* _Required task_
Reproduce, without alteration, the stretch of the material from the line containing "description: Users enabled" through the line containing "page-title: Vice President, Sales", including both of those lines.

* _Material shown_

=======

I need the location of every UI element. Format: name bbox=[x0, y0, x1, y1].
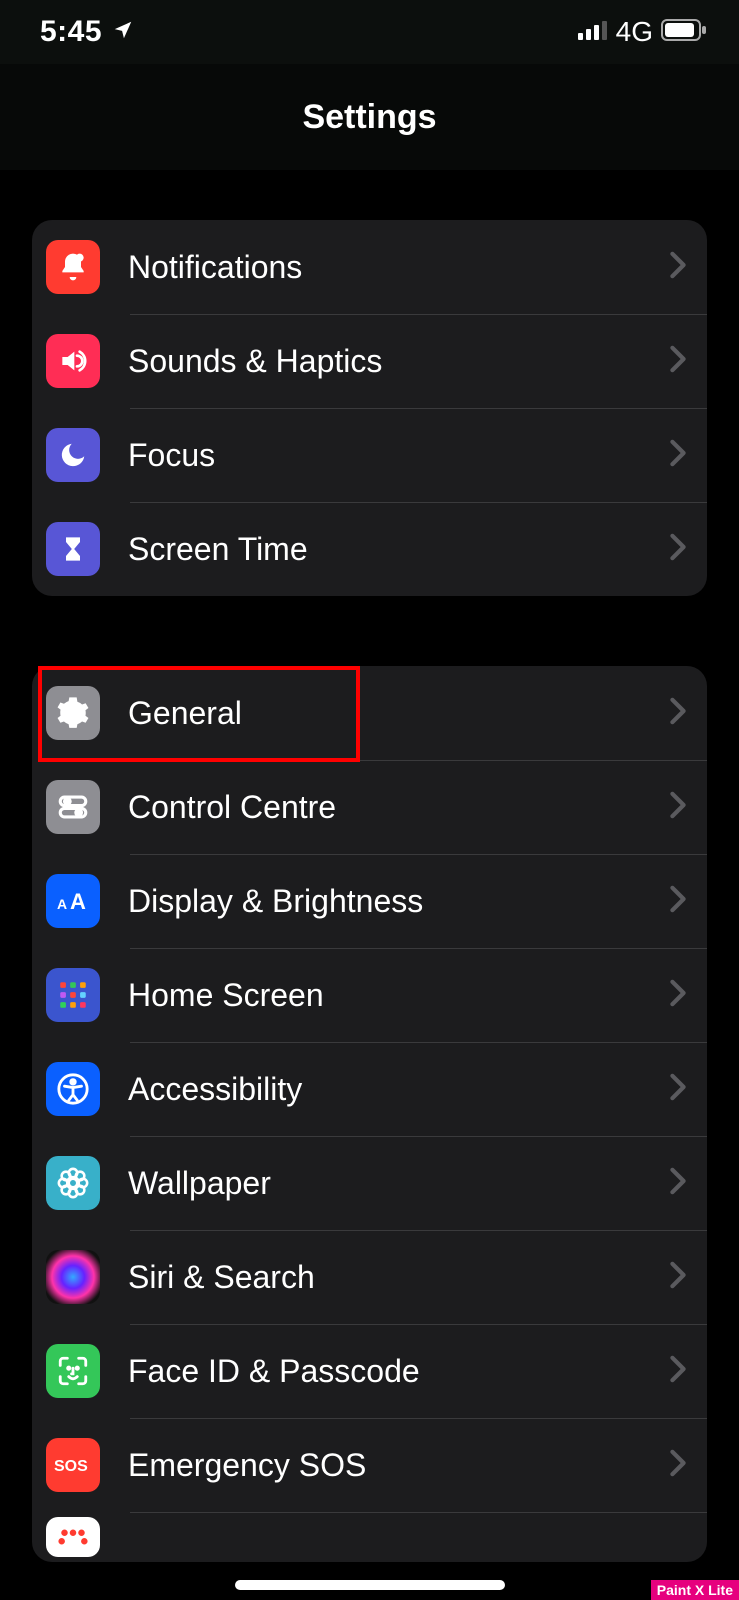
status-right: 4G bbox=[578, 16, 707, 48]
row-label: Accessibility bbox=[128, 1071, 669, 1108]
row-label: Siri & Search bbox=[128, 1259, 669, 1296]
row-label: Display & Brightness bbox=[128, 883, 669, 920]
chevron-right-icon bbox=[669, 1261, 687, 1294]
row-controlcentre[interactable]: Control Centre bbox=[32, 760, 707, 854]
chevron-right-icon bbox=[669, 979, 687, 1012]
status-time: 5:45 bbox=[40, 15, 102, 49]
chevron-right-icon bbox=[669, 533, 687, 566]
accessibility-icon bbox=[46, 1062, 100, 1116]
row-label: Wallpaper bbox=[128, 1165, 669, 1202]
settings-group-2: General Control Centre AA Display & Brig… bbox=[32, 666, 707, 1562]
speaker-icon bbox=[46, 334, 100, 388]
hourglass-icon bbox=[46, 522, 100, 576]
chevron-right-icon bbox=[669, 1167, 687, 1200]
chevron-right-icon bbox=[669, 697, 687, 730]
moon-icon bbox=[46, 428, 100, 482]
grid-icon bbox=[46, 968, 100, 1022]
row-display[interactable]: AA Display & Brightness bbox=[32, 854, 707, 948]
home-indicator bbox=[235, 1580, 505, 1590]
row-focus[interactable]: Focus bbox=[32, 408, 707, 502]
toggles-icon bbox=[46, 780, 100, 834]
row-general[interactable]: General bbox=[32, 666, 707, 760]
chevron-right-icon bbox=[669, 885, 687, 918]
nav-bar: Settings bbox=[0, 64, 739, 170]
location-arrow-icon bbox=[112, 15, 134, 49]
settings-content: Notifications Sounds & Haptics Focus Scr… bbox=[0, 170, 739, 1562]
row-label: Control Centre bbox=[128, 789, 669, 826]
faceid-icon bbox=[46, 1344, 100, 1398]
battery-icon bbox=[661, 19, 707, 46]
chevron-right-icon bbox=[669, 439, 687, 472]
chevron-right-icon bbox=[669, 251, 687, 284]
row-sos[interactable]: SOS Emergency SOS bbox=[32, 1418, 707, 1512]
row-notifications[interactable]: Notifications bbox=[32, 220, 707, 314]
chevron-right-icon bbox=[669, 1073, 687, 1106]
chevron-right-icon bbox=[669, 1355, 687, 1388]
row-label: Face ID & Passcode bbox=[128, 1353, 669, 1390]
svg-text:A: A bbox=[70, 889, 86, 914]
siri-icon bbox=[46, 1250, 100, 1304]
network-label: 4G bbox=[616, 16, 653, 48]
page-title: Settings bbox=[302, 98, 436, 137]
bell-icon bbox=[46, 240, 100, 294]
status-left: 5:45 bbox=[40, 15, 134, 49]
textsize-icon: AA bbox=[46, 874, 100, 928]
status-bar: 5:45 4G bbox=[0, 0, 739, 64]
row-homescreen[interactable]: Home Screen bbox=[32, 948, 707, 1042]
row-label: Focus bbox=[128, 437, 669, 474]
watermark: Paint X Lite bbox=[651, 1580, 739, 1600]
svg-text:SOS: SOS bbox=[54, 1458, 88, 1475]
gear-icon bbox=[46, 686, 100, 740]
flower-icon bbox=[46, 1156, 100, 1210]
row-label: Sounds & Haptics bbox=[128, 343, 669, 380]
row-sounds[interactable]: Sounds & Haptics bbox=[32, 314, 707, 408]
row-siri[interactable]: Siri & Search bbox=[32, 1230, 707, 1324]
row-wallpaper[interactable]: Wallpaper bbox=[32, 1136, 707, 1230]
row-label: Notifications bbox=[128, 249, 669, 286]
row-label: Home Screen bbox=[128, 977, 669, 1014]
row-accessibility[interactable]: Accessibility bbox=[32, 1042, 707, 1136]
sos-icon: SOS bbox=[46, 1438, 100, 1492]
cellular-signal-icon bbox=[578, 20, 608, 45]
row-label: General bbox=[128, 695, 669, 732]
row-label: Screen Time bbox=[128, 531, 669, 568]
chevron-right-icon bbox=[669, 345, 687, 378]
row-label: Emergency SOS bbox=[128, 1447, 669, 1484]
settings-group-1: Notifications Sounds & Haptics Focus Scr… bbox=[32, 220, 707, 596]
row-screentime[interactable]: Screen Time bbox=[32, 502, 707, 596]
row-exposure[interactable] bbox=[32, 1512, 707, 1562]
row-faceid[interactable]: Face ID & Passcode bbox=[32, 1324, 707, 1418]
svg-text:A: A bbox=[57, 896, 67, 912]
exposure-icon bbox=[46, 1517, 100, 1557]
chevron-right-icon bbox=[669, 1449, 687, 1482]
chevron-right-icon bbox=[669, 791, 687, 824]
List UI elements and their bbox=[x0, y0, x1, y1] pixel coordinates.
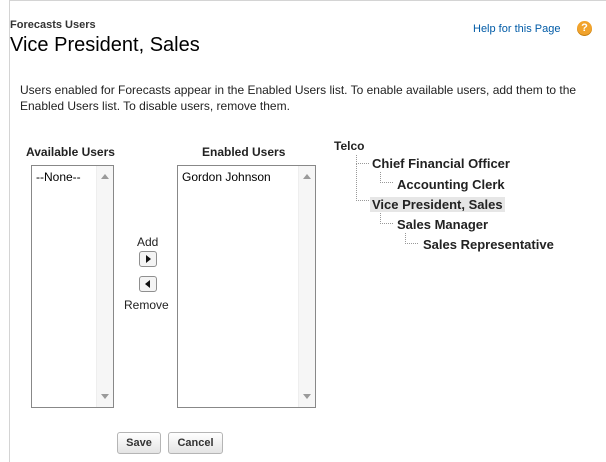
description: Users enabled for Forecasts appear in th… bbox=[20, 83, 577, 113]
remove-button[interactable] bbox=[139, 276, 157, 292]
tree-connector bbox=[380, 213, 393, 224]
help-link[interactable]: Help for this Page bbox=[473, 23, 560, 35]
save-button[interactable]: Save bbox=[117, 432, 161, 454]
tree-root: Telco bbox=[334, 139, 365, 153]
remove-label: Remove bbox=[124, 298, 169, 312]
page-eyebrow: Forecasts Users bbox=[10, 19, 96, 31]
tree-connector bbox=[380, 172, 393, 183]
available-users-list[interactable]: --None-- bbox=[31, 165, 114, 408]
tree-node-sales-manager[interactable]: Sales Manager bbox=[397, 217, 488, 232]
tree-node-accounting-clerk[interactable]: Accounting Clerk bbox=[397, 177, 505, 192]
list-item[interactable]: Gordon Johnson bbox=[182, 170, 271, 184]
available-users-label: Available Users bbox=[26, 145, 115, 159]
scroll-down-icon[interactable] bbox=[101, 394, 109, 399]
list-item[interactable]: --None-- bbox=[36, 170, 81, 184]
add-label: Add bbox=[137, 235, 159, 249]
enabled-users-scrollbar[interactable] bbox=[298, 166, 315, 407]
add-button[interactable] bbox=[139, 251, 157, 267]
scroll-up-icon[interactable] bbox=[303, 174, 311, 179]
tree-node-sales-representative[interactable]: Sales Representative bbox=[423, 237, 554, 252]
page-title: Vice President, Sales bbox=[10, 34, 200, 56]
help-icon[interactable]: ? bbox=[577, 21, 592, 36]
tree-node-vp-sales[interactable]: Vice President, Sales bbox=[370, 197, 505, 212]
scroll-up-icon[interactable] bbox=[101, 174, 109, 179]
arrow-right-icon bbox=[146, 255, 151, 263]
tree-connector bbox=[405, 233, 418, 244]
enabled-users-list[interactable]: Gordon Johnson bbox=[177, 165, 316, 408]
available-users-scrollbar[interactable] bbox=[96, 166, 113, 407]
scroll-down-icon[interactable] bbox=[303, 394, 311, 399]
tree-connector bbox=[356, 163, 369, 201]
tree-node-cfo[interactable]: Chief Financial Officer bbox=[372, 156, 510, 171]
arrow-left-icon bbox=[145, 280, 150, 288]
cancel-button[interactable]: Cancel bbox=[168, 432, 223, 454]
enabled-users-label: Enabled Users bbox=[202, 145, 286, 159]
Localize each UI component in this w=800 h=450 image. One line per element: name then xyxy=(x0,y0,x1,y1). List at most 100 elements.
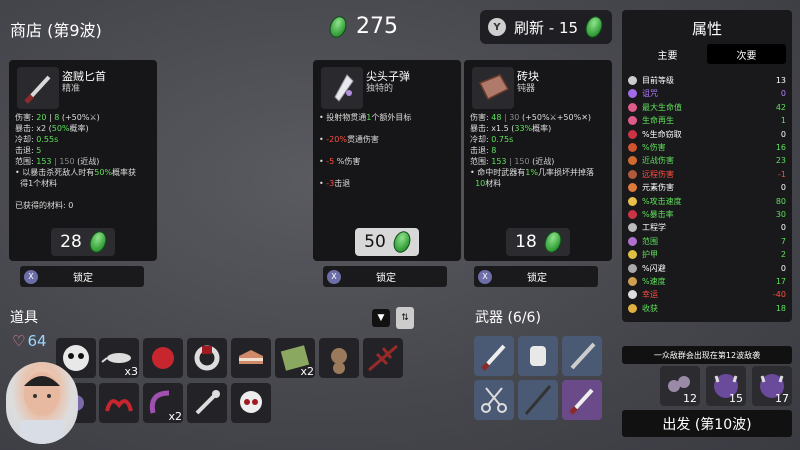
reroll-button[interactable]: Y 刷新 - 15 xyxy=(480,10,612,44)
stat-label: %攻击速度 xyxy=(642,196,682,206)
stat-line: 冷却: 0.55s xyxy=(15,134,153,145)
stat-text: 暴击: x2 ( xyxy=(15,124,52,133)
stat-text: 击退 xyxy=(334,179,351,188)
stat-text: 伤害: xyxy=(470,113,492,122)
stat-line: 范围: 153 | 150 (近战) xyxy=(470,156,608,167)
stat-row[interactable]: 目前等级 13 xyxy=(628,74,786,87)
stat-positive: 8 xyxy=(491,146,497,155)
item-slot[interactable]: x3 xyxy=(99,338,139,378)
weapons-title: 武器 (6/6) xyxy=(475,310,541,326)
weapon-slot[interactable] xyxy=(518,380,558,420)
stat-row[interactable]: %闪避 0 xyxy=(628,262,786,275)
stat-icon xyxy=(628,76,637,85)
weapon-slot[interactable] xyxy=(474,380,514,420)
stat-value: 1 xyxy=(780,116,786,126)
shop-card-1[interactable]: 盗贼匕首 精准 伤害: 20 | 8 (+50%⚔) 暴击: x2 (50%概率)… xyxy=(9,60,157,261)
shop-card-3[interactable]: 砖块 钝器 伤害: 48 | 30 (+50%⚔+50%✕) 暴击: x1.5 (… xyxy=(464,60,612,261)
stat-line: 范围: 153 | 150 (近战) xyxy=(15,156,153,167)
weapon-slot[interactable] xyxy=(474,336,514,376)
stat-row[interactable]: 生命再生 1 xyxy=(628,114,786,127)
stat-line: 得1个材料 xyxy=(15,178,153,189)
item-slot[interactable] xyxy=(231,338,271,378)
tab-secondary[interactable]: 次要 xyxy=(707,44,786,64)
stat-line xyxy=(319,123,457,134)
buy-button[interactable]: 28 xyxy=(51,228,115,256)
item-slot[interactable] xyxy=(187,338,227,378)
stat-value: -1 xyxy=(778,169,786,179)
item-slot[interactable] xyxy=(99,383,139,423)
stat-row[interactable]: 近战伤害 23 xyxy=(628,154,786,167)
stat-value: 18 xyxy=(775,303,786,313)
stat-row[interactable]: 诅咒 0 xyxy=(628,87,786,100)
stat-positive: 20 xyxy=(36,113,47,122)
bullet-icon xyxy=(321,67,363,109)
stat-icon xyxy=(628,196,637,206)
item-stats: • 投射物贯通1个额外目标 • -20%贯通伤害 • -5 %伤害 • -3击退 xyxy=(319,112,457,189)
lock-button-2[interactable]: X 锁定 xyxy=(323,266,447,287)
item-slot[interactable]: x2 xyxy=(275,338,315,378)
stat-row[interactable]: 护甲 2 xyxy=(628,248,786,261)
stat-value: 13 xyxy=(775,76,786,85)
lock-label: 锁定 xyxy=(376,273,396,284)
stat-value: 80 xyxy=(775,196,786,206)
weapon-slot[interactable] xyxy=(518,336,558,376)
stat-value: 23 xyxy=(775,156,786,166)
buy-button[interactable]: 50 xyxy=(355,228,419,256)
monkey-icon xyxy=(331,348,347,374)
item-slot[interactable] xyxy=(319,338,359,378)
stat-value: 42 xyxy=(775,102,786,112)
price-value: 18 xyxy=(515,232,537,252)
item-slot[interactable] xyxy=(363,338,403,378)
stat-text: 几率损坏并掉落 xyxy=(537,168,594,177)
panel-title: 属性 xyxy=(691,20,722,38)
stat-row[interactable]: 幸运 -40 xyxy=(628,288,786,301)
stat-row[interactable]: %暴击率 30 xyxy=(628,208,786,221)
stat-line: 暴击: x2 (50%概率) xyxy=(15,123,153,134)
stat-row[interactable]: 远程伤害 -1 xyxy=(628,168,786,181)
go-button[interactable]: 出发 (第10波) xyxy=(622,410,792,437)
streamer-webcam xyxy=(6,362,78,444)
weapon-slot[interactable] xyxy=(562,336,602,376)
stat-line: 已获得的材料: 0 xyxy=(15,200,153,211)
item-slot[interactable] xyxy=(143,338,183,378)
stat-row[interactable]: 元素伤害 0 xyxy=(628,181,786,194)
lock-label: 锁定 xyxy=(73,273,93,284)
stat-row[interactable]: %生命窃取 0 xyxy=(628,128,786,141)
stat-text: 范围: xyxy=(470,157,492,166)
material-icon xyxy=(582,13,606,41)
stat-text: 概率) xyxy=(532,124,552,133)
lock-label: 锁定 xyxy=(527,273,547,284)
shop-card-2[interactable]: 尖头子弹 独特的 • 投射物贯通1个额外目标 • -20%贯通伤害 • -5 %伤害… xyxy=(313,60,461,261)
stat-row[interactable]: %攻击速度 80 xyxy=(628,195,786,208)
stat-line: • 命中时武器有1%几率损坏并掉落 xyxy=(470,167,608,178)
lock-button-3[interactable]: X 锁定 xyxy=(474,266,598,287)
stat-label: 元素伤害 xyxy=(642,183,674,193)
stat-row[interactable]: 最大生命值 42 xyxy=(628,101,786,114)
stat-row[interactable]: 范围 7 xyxy=(628,235,786,248)
stat-positive: 153 xyxy=(491,157,507,166)
stat-text: 范围: xyxy=(15,157,37,166)
tab-main[interactable]: 主要 xyxy=(628,44,707,64)
stat-row[interactable]: %速度 17 xyxy=(628,275,786,288)
item-tier: 独特的 xyxy=(366,84,394,94)
hp-value: 64 xyxy=(27,332,47,350)
swap-icon[interactable]: ⇅ xyxy=(396,307,414,329)
stat-text: 冷却: xyxy=(15,135,37,144)
stat-icon xyxy=(628,290,637,300)
item-count: x2 xyxy=(168,410,182,423)
lock-button-1[interactable]: X 锁定 xyxy=(20,266,144,287)
crab-claws-icon xyxy=(105,399,133,412)
item-slot[interactable] xyxy=(187,383,227,423)
sort-icon[interactable]: ▼ xyxy=(372,309,390,327)
weapon-slot-selected[interactable] xyxy=(562,380,602,420)
stat-label: 幸运 xyxy=(642,290,658,300)
item-slot[interactable] xyxy=(231,383,271,423)
stat-line: 击退: 8 xyxy=(470,145,608,156)
item-slot[interactable]: x2 xyxy=(143,383,183,423)
buy-button[interactable]: 18 xyxy=(506,228,570,256)
stat-row[interactable]: %伤害 16 xyxy=(628,141,786,154)
x-key-icon: X xyxy=(24,269,38,284)
materials-value: 275 xyxy=(356,14,398,39)
stat-row[interactable]: 工程学 0 xyxy=(628,221,786,234)
stat-row[interactable]: 收获 18 xyxy=(628,302,786,315)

=======

* _Written reply_
description: Users enabled for Forecasts appear in th… bbox=[20, 83, 577, 113]
remove-button[interactable] bbox=[139, 276, 157, 292]
tree-connector bbox=[380, 213, 393, 224]
help-link[interactable]: Help for this Page bbox=[473, 23, 560, 35]
save-button[interactable]: Save bbox=[117, 432, 161, 454]
tree-root: Telco bbox=[334, 139, 365, 153]
remove-label: Remove bbox=[124, 298, 169, 312]
page-eyebrow: Forecasts Users bbox=[10, 19, 96, 31]
tree-connector bbox=[380, 172, 393, 183]
available-users-list[interactable]: --None-- bbox=[31, 165, 114, 408]
tree-node-sales-manager[interactable]: Sales Manager bbox=[397, 217, 488, 232]
tree-node-accounting-clerk[interactable]: Accounting Clerk bbox=[397, 177, 505, 192]
list-item[interactable]: Gordon Johnson bbox=[182, 170, 271, 184]
available-users-label: Available Users bbox=[26, 145, 115, 159]
scroll-down-icon[interactable] bbox=[101, 394, 109, 399]
list-item[interactable]: --None-- bbox=[36, 170, 81, 184]
add-label: Add bbox=[137, 235, 159, 249]
enabled-users-scrollbar[interactable] bbox=[298, 166, 315, 407]
add-button[interactable] bbox=[139, 251, 157, 267]
scroll-up-icon[interactable] bbox=[303, 174, 311, 179]
tree-node-sales-representative[interactable]: Sales Representative bbox=[423, 237, 554, 252]
page-title: Vice President, Sales bbox=[10, 34, 200, 56]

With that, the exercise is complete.